──────── Reading passage

Psoriasis is an immune skin disorder that causes skin cells to multiply ten times faster than normal. While psoriasis is not cancer, nor does psoriasis cause cancer, but people with psoriasis may be at higher risk of developing certain cancers in their lifetime. This study aims to investigate the risk and prevalence of cancer in patients with psoriasis and psoriatic arthritis.
This systematic review and meta-analysis of PubMed and Embase databases included 112 observational studies (n=2,053,932 patients) with psoriasis and psoriatic arthritis. The prevalence of cancer within the participants was considered. The primary outcome of the study was the prevalence, incidence, and risk estimate for an overall and specific cancer.
The findings suggested a 4.78% prevalence of cancer in patients with psoriasis, with an incidence rate of 11.75 per 1,000 person-years (risk ratio 1.21). Cancers with the highest risk were keratinocyte cancer (2.28), lymphomas (1.56), lung cancer (1.26), and bladder cancer (1.12). The findings indicated no significant association between psoriatic arthritis and the increased risk of cancer (RR 1.02).
The research concluded that patients with psoriasis were at a higher risk of developing certain cancers, primarily keratinocyte cancer, lymphomas, lung cancer, and bladder cancer. Psoriatic arthritis, however, was not associated with a higher risk.

────────────────
──────── Information provided

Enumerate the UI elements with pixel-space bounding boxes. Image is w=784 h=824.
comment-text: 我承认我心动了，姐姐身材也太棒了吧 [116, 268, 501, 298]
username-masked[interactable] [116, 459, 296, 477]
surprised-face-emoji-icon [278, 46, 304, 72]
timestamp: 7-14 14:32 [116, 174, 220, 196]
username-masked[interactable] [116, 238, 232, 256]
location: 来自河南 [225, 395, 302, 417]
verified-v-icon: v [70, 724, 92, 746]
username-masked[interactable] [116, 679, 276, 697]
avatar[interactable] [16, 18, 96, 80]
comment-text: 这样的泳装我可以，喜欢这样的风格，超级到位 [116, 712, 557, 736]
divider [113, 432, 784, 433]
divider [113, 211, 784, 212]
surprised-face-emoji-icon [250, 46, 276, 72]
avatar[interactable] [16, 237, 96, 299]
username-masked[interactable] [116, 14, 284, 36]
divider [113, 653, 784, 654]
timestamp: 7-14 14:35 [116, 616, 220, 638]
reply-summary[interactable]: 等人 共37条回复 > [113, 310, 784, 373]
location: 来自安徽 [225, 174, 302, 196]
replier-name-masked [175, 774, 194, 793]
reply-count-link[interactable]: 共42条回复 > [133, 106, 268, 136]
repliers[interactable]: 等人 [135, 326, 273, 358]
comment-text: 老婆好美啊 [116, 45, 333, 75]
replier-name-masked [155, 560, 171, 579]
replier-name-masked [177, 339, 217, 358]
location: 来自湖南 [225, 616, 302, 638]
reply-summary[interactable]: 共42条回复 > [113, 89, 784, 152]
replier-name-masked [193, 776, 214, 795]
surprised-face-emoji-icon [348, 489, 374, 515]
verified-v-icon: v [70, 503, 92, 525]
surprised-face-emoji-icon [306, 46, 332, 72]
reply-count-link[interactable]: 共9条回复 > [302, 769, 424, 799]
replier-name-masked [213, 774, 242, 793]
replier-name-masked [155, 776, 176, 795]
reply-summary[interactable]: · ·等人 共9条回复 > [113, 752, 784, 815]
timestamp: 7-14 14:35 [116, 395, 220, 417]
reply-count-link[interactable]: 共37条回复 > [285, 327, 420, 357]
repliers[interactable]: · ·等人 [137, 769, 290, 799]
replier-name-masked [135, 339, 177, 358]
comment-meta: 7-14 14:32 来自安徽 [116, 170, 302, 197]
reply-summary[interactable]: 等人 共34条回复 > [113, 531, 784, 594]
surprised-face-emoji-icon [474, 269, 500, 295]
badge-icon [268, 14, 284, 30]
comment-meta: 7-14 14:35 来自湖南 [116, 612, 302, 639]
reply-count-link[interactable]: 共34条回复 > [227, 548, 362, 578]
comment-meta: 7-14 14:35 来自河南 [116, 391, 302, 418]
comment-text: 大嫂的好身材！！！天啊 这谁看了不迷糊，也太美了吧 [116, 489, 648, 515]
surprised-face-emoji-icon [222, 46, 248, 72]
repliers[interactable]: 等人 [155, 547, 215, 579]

────────────────

▶ Activities:
(1) Answer these questions using the psoriasis summary.
(a) How many times faster than normal does psoriasis cause skin cells to multiply?
(b) How many observational studies did the review include?
(c) What risk ratio was reported for lymphomas?
(2) Return the stretch of the psoriasis summary from "The findings suggested" through "cancer (RR 1.02).", copied without any change.

▶ Outputs in order:
(1)
(a) Ten times faster.
(b) 112 observational studies.
(c) 1.56.

(2)
The findings suggested a 4.78% prevalence of cancer in patients with psoriasis, with an incidence rate of 11.75 per 1,000 person-years (risk ratio 1.21). Cancers with the highest risk were keratinocyte cancer (2.28), lymphomas (1.56), lung cancer (1.26), and bladder cancer (1.12). The findings indicated no significant association between psoriatic arthritis and the increased risk of cancer (RR 1.02).